[start of Given information]

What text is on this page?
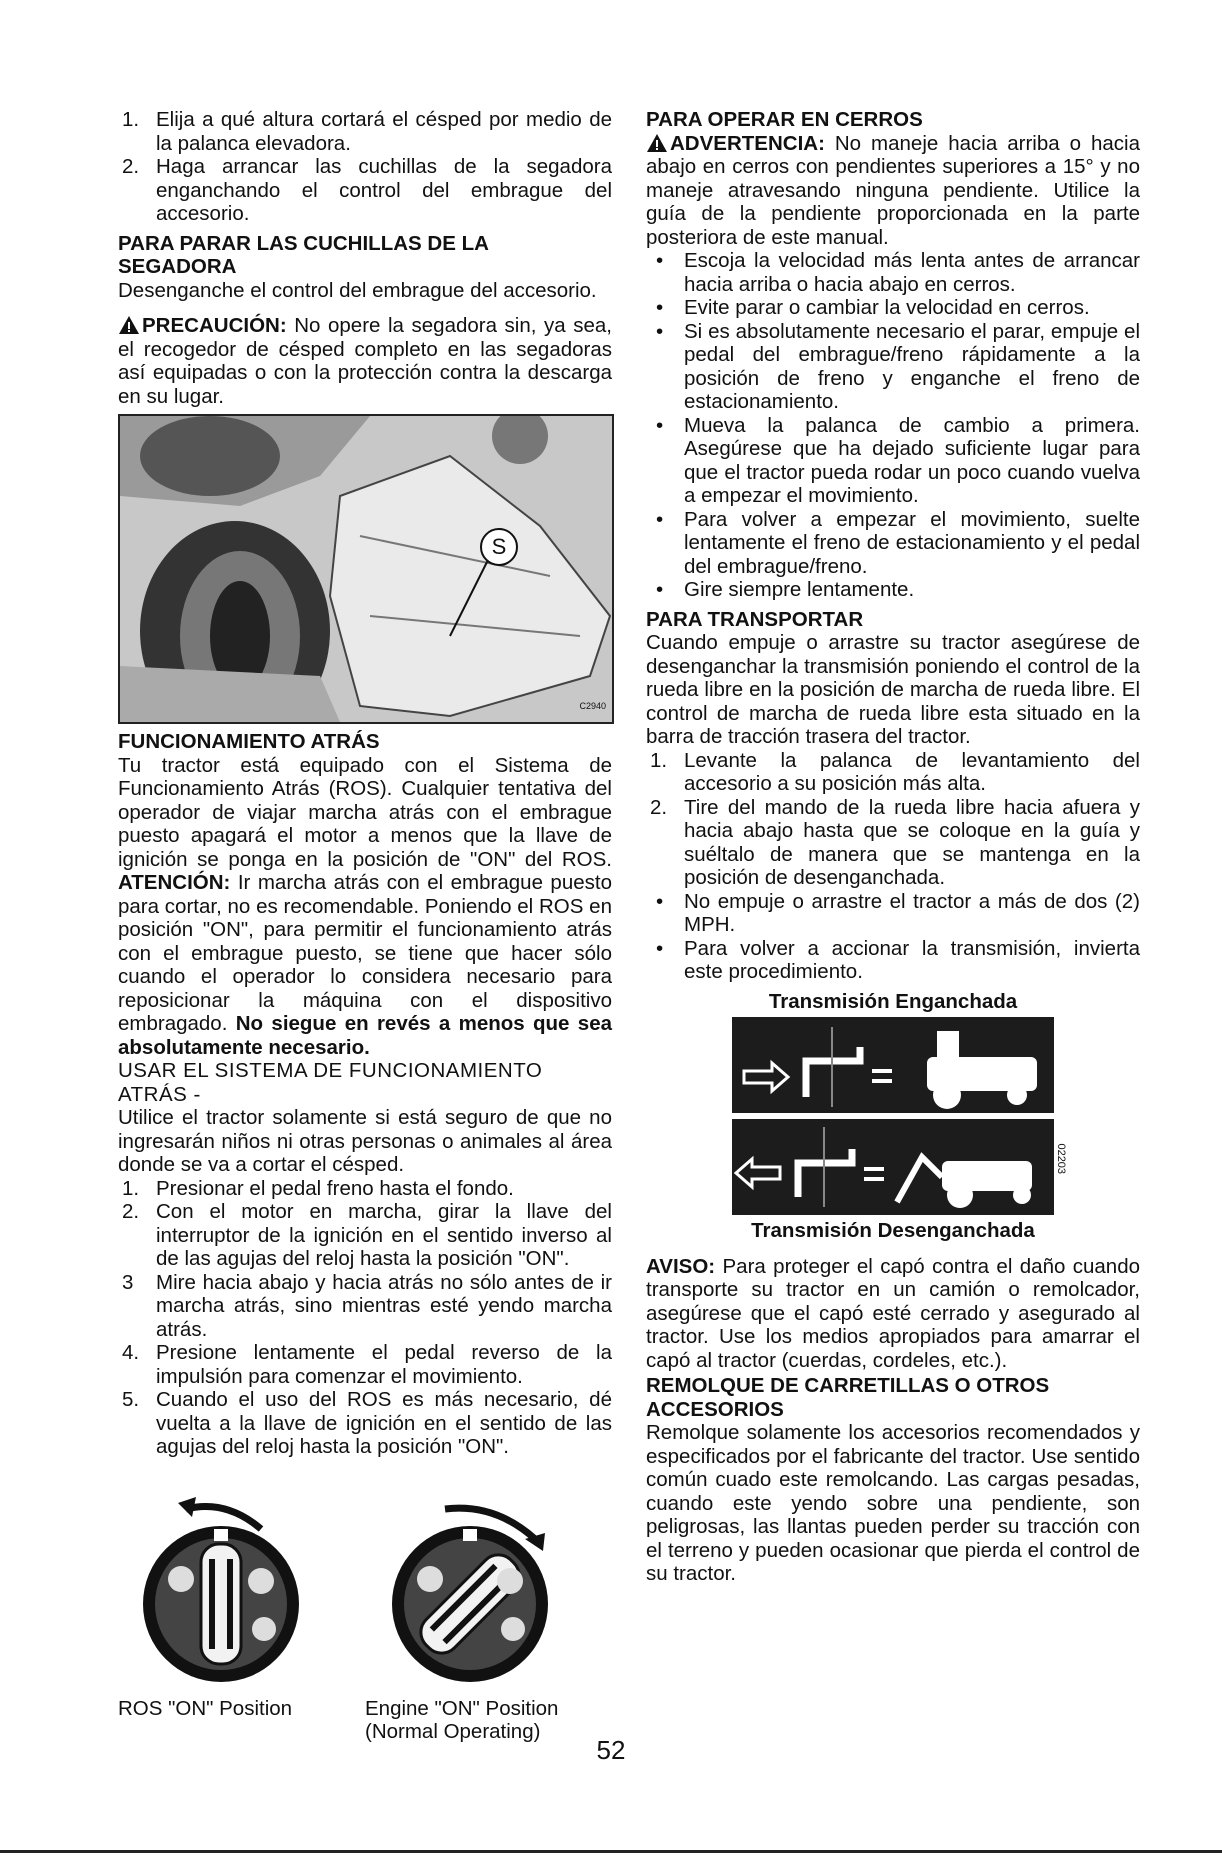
1. Elija a qué altura cortará el césped por medio de la palanca elevadora.
2. Haga arrancar las cuchillas de la segadora enganchando el control del embrague del accesorio.
PARA PARAR LAS CUCHILLAS DE LA SEGADORA

Desenganche el control del embrague del accesorio.

PRECAUCIÓN: No opere la segadora sin, ya sea, el recogedor de césped completo en las segadoras así equipadas o con la protección contra la descarga en su lugar.

S
C2940
FUNCIONAMIENTO ATRÁS

Tu tractor está equipado con el Sistema de Funcionamiento Atrás (ROS). Cualquier tentativa del operador de viajar marcha atrás con el embrague puesto apagará el motor a menos que la llave de ignición se ponga en la posición de "ON" del ROS. ATENCIÓN: Ir marcha atrás con el embrague puesto para cortar, no es recomendable. Poniendo el ROS en posición "ON", para permitir el funcionamiento atrás con el embrague puesto, se tiene que hacer sólo cuando el operador lo considera necesario para reposicionar la máquina con el dispositivo embragado. No siegue en revés a menos que sea absolutamente necesario.

USAR EL SISTEMA DE FUNCIONAMIENTO ATRÁS -

Utilice el tractor solamente si está seguro de que no ingresarán niños ni otras personas o animales al área donde se va a cortar el césped.

1. Presionar el pedal freno hasta el fondo.
2. Con el motor en marcha, girar la llave del interruptor de la ignición en el sentido inverso al de las agujas del reloj hasta la posición "ON".
3 Mire hacia abajo y hacia atrás no sólo antes de ir marcha atrás, sino mientras esté yendo marcha atrás.
4. Presione lentamente el pedal reverso de la impulsión para comenzar el movimiento.
5. Cuando el uso del ROS es más necesario, dé vuelta a la llave de ignición en el sentido de las agujas del reloj hasta la posición "ON".
ROS "ON" Position	Engine "ON" Position
(Normal Operating)
PARA OPERAR EN CERROS

ADVERTENCIA: No maneje hacia arriba o hacia abajo en cerros con pendientes superiores a 15° y no maneje atravesando ninguna pendiente. Utilice la guía de la pendiente proporcionada en la parte posteriora de este manual.

• Escoja la velocidad más lenta antes de arrancar hacia arriba o hacia abajo en cerros.
• Evite parar o cambiar la velocidad en cerros.
• Si es absolutamente necesario el parar, empuje el pedal del embrague/freno rápidamente a la posición de freno y enganche el freno de estacionamiento.
• Mueva la palanca de cambio a primera. Asegúrese que ha dejado suficiente lugar para que el tractor pueda rodar un poco cuando vuelva a empezar el movimiento.
• Para volver a empezar el movimiento, suelte lentamente el freno de estacionamiento y el pedal del embrague/freno.
• Gire siempre lentamente.
PARA TRANSPORTAR

Cuando empuje o arrastre su tractor asegúrese de desenganchar la transmisión poniendo el control de la rueda libre en la posición de marcha de rueda libre. El control de marcha de rueda libre esta situado en la barra de tracción trasera del tractor.

1. Levante la palanca de levantamiento del accesorio a su posición más alta.
2. Tire del mando de la rueda libre hacia afuera y hacia abajo hasta que se coloque en la guía y suéltalo de manera que se mantenga en la posición de desenganchada.
• No empuje o arrastre el tractor a más de dos (2) MPH.
• Para volver a accionar la transmisión, invierta este procedimiento.
Transmisión Enganchada
02203
Transmisión Desenganchada

AVISO: Para proteger el capó contra el daño cuando transporte su tractor en un camión o remolcador, asegúrese que el capó esté cerrado y asegurado al tractor. Use los medios apropiados para amarrar el capó al tractor (cuerdas, cordeles, etc.).

REMOLQUE DE CARRETILLAS O OTROS ACCESORIOS

Remolque solamente los accesorios recomendados y especificados por el fabricante del tractor. Use sentido común cuado este remolcando. Las cargas pesadas, cuando este yendo sobre una pendiente, son peligrosas, las llantas pueden perder su tracción con el terreno y pueden ocasionar que pierda el control de su tractor.

52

[end of Given information]

• [Problem to solve]:
From the listing above, copy all lines holding the word "absolutamente".

• [Expected answer]:
Tu tractor está equipado con el Sistema de Funcionamiento Atrás (ROS). Cualquier tentativa del operador de viajar marcha atrás con el embrague puesto apagará el motor a menos que la llave de ignición se ponga en la posición de "ON" del ROS. ATENCIÓN: Ir marcha atrás con el embrague puesto para cortar, no es recomendable. Poniendo el ROS en posición "ON", para permitir el funcionamiento atrás con el embrague puesto, se tiene que hacer sólo cuando el operador lo considera necesario para reposicionar la máquina con el dispositivo embragado. No siegue en revés a menos que sea absolutamente necesario.
• Si es absolutamente necesario el parar, empuje el pedal del embrague/freno rápidamente a la posición de freno y enganche el freno de estacionamiento.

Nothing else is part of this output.